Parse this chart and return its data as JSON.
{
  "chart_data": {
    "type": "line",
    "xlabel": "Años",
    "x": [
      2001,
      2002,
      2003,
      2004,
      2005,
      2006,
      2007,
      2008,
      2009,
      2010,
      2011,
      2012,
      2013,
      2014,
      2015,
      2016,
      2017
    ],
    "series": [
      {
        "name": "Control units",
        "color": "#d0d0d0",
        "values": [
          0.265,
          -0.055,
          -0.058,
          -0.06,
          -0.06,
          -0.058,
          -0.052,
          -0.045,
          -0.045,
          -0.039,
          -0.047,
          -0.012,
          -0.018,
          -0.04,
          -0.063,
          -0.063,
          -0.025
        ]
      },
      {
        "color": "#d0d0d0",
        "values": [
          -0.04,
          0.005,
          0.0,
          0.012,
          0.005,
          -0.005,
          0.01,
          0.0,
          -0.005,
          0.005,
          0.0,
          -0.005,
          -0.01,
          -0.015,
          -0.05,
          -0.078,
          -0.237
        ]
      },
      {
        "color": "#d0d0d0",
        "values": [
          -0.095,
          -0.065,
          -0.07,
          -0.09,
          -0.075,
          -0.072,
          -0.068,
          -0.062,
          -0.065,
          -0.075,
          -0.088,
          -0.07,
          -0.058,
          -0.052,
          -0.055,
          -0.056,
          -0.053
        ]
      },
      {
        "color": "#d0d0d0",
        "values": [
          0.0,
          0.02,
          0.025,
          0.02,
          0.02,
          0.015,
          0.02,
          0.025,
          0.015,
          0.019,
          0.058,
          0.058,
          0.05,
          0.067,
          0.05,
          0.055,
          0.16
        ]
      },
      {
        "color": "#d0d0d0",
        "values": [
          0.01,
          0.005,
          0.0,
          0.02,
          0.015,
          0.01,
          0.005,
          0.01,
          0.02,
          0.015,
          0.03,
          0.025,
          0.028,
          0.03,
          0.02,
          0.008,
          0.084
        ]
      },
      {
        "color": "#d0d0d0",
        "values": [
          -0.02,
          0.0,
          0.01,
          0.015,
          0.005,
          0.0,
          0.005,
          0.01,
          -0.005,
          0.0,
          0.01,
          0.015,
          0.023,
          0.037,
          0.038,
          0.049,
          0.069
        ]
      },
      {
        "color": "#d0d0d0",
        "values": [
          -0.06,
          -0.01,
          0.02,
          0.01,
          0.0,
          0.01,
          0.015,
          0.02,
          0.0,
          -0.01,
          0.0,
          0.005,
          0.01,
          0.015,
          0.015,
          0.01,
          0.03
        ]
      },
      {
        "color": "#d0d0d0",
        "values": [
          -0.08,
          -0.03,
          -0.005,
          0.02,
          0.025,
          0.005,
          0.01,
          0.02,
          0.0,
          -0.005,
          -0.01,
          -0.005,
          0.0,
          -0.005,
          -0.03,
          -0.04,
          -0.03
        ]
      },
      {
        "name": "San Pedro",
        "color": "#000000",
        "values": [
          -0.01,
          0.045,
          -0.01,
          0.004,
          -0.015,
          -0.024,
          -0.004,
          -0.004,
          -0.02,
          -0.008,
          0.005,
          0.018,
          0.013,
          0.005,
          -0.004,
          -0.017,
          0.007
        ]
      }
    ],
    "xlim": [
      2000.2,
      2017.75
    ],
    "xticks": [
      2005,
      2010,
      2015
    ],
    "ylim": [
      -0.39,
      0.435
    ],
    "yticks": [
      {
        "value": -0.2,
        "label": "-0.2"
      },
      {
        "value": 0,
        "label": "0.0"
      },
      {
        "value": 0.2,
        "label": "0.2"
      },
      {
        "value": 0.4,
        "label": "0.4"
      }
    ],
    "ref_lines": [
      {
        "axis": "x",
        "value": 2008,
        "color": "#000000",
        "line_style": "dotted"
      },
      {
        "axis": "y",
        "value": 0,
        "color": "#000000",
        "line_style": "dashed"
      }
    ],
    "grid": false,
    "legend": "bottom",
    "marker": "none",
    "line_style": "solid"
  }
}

════

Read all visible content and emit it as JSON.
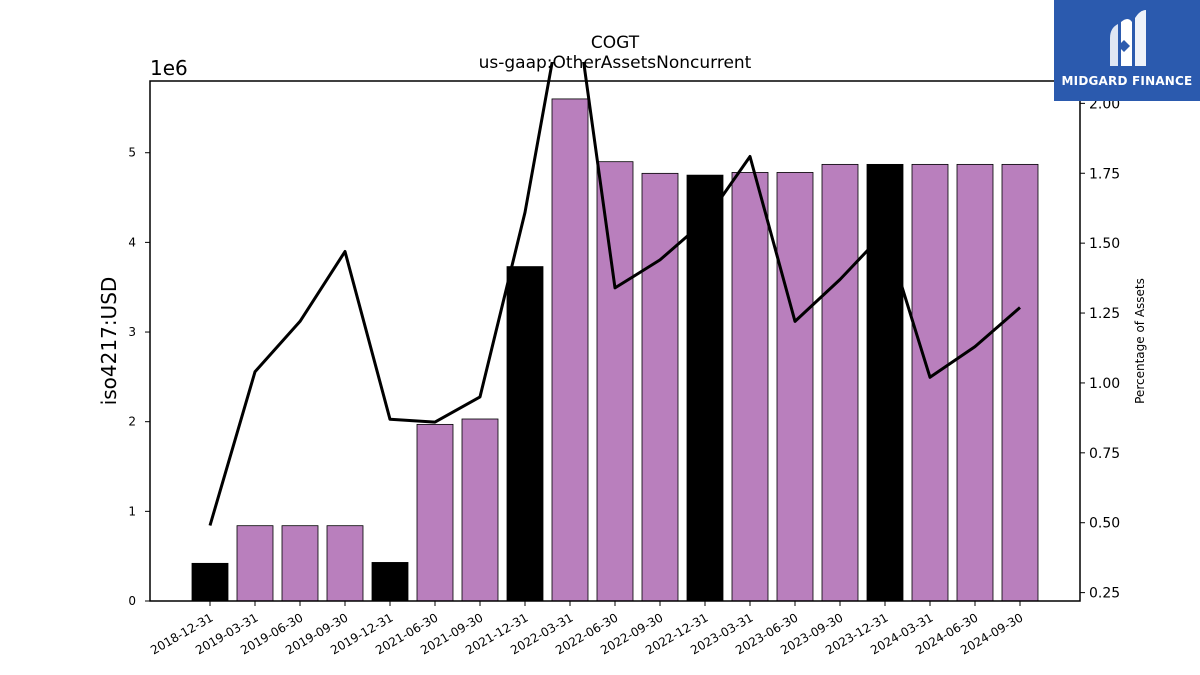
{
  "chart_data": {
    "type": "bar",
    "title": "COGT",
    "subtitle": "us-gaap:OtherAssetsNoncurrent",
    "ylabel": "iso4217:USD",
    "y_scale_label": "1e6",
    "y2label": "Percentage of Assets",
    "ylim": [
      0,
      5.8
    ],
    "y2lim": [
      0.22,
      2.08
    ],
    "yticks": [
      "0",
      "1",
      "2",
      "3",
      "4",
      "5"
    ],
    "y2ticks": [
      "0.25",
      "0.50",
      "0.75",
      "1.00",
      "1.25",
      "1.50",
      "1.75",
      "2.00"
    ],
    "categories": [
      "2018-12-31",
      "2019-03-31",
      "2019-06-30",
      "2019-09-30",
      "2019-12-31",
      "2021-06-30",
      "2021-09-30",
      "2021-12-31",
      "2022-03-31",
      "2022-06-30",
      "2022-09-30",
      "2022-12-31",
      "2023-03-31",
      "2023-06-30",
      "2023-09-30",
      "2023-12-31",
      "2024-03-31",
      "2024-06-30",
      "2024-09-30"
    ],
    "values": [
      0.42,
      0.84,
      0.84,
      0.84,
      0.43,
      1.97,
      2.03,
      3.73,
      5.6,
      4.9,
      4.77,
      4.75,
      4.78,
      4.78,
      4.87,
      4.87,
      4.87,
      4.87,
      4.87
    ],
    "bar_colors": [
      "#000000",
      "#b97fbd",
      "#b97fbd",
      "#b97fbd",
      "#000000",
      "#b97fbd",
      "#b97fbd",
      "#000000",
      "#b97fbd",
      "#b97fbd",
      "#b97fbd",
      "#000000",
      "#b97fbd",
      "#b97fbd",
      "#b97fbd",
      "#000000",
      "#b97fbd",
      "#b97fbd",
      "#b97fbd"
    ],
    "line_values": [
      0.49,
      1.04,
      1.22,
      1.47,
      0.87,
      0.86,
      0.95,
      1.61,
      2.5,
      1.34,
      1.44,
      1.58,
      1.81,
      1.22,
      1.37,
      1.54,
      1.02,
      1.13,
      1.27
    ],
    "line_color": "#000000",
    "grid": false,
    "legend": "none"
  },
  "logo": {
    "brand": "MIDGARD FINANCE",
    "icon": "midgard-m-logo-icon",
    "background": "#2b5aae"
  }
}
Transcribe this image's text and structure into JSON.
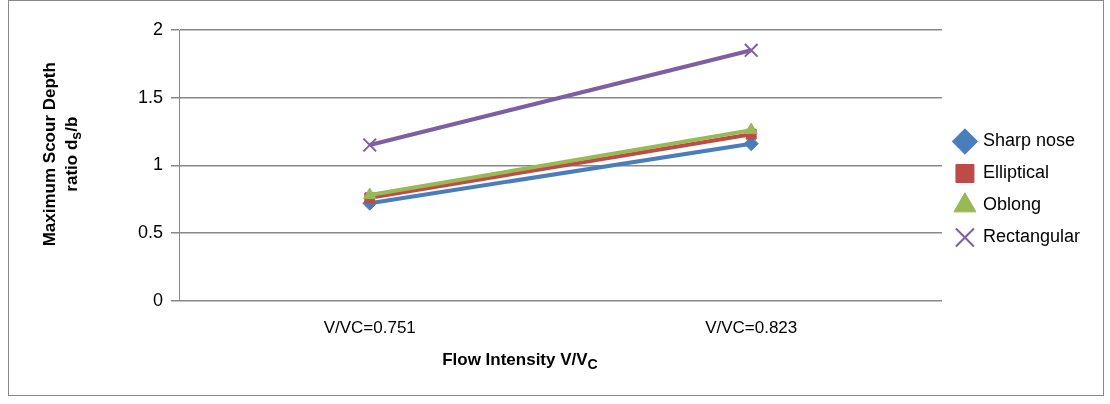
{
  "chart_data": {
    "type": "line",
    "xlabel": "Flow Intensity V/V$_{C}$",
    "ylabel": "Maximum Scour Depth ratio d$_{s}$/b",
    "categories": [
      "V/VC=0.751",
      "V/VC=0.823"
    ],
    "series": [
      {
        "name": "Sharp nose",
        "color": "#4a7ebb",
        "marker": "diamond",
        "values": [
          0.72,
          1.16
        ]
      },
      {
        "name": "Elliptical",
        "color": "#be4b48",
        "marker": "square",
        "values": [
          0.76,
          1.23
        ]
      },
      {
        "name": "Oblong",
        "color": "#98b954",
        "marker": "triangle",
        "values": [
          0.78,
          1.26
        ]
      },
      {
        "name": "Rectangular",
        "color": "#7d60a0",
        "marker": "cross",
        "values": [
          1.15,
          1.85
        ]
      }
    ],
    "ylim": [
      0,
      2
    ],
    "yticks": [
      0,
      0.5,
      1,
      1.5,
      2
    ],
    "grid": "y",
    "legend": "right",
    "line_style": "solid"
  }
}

════

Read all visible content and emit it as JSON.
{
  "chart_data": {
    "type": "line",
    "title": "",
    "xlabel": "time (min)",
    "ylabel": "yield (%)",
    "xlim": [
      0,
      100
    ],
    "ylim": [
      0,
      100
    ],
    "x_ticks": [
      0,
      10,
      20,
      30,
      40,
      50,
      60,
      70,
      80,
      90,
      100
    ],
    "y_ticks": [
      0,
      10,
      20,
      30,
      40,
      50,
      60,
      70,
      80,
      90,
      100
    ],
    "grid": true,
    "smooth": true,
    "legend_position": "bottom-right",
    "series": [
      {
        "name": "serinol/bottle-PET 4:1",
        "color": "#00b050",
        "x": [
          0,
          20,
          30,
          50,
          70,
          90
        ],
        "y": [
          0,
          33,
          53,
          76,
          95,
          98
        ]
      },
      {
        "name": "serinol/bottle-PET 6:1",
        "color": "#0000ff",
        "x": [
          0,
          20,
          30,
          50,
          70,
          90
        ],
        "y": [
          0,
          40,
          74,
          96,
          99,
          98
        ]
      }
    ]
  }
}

════

WORK INSTRUCTIONS » From the listing above, copy out each line where the word "this" appears.

WORKED SOLUTION »
Parse this chart and return its data as JSON.
Transcribe this image's text and structure into JSON.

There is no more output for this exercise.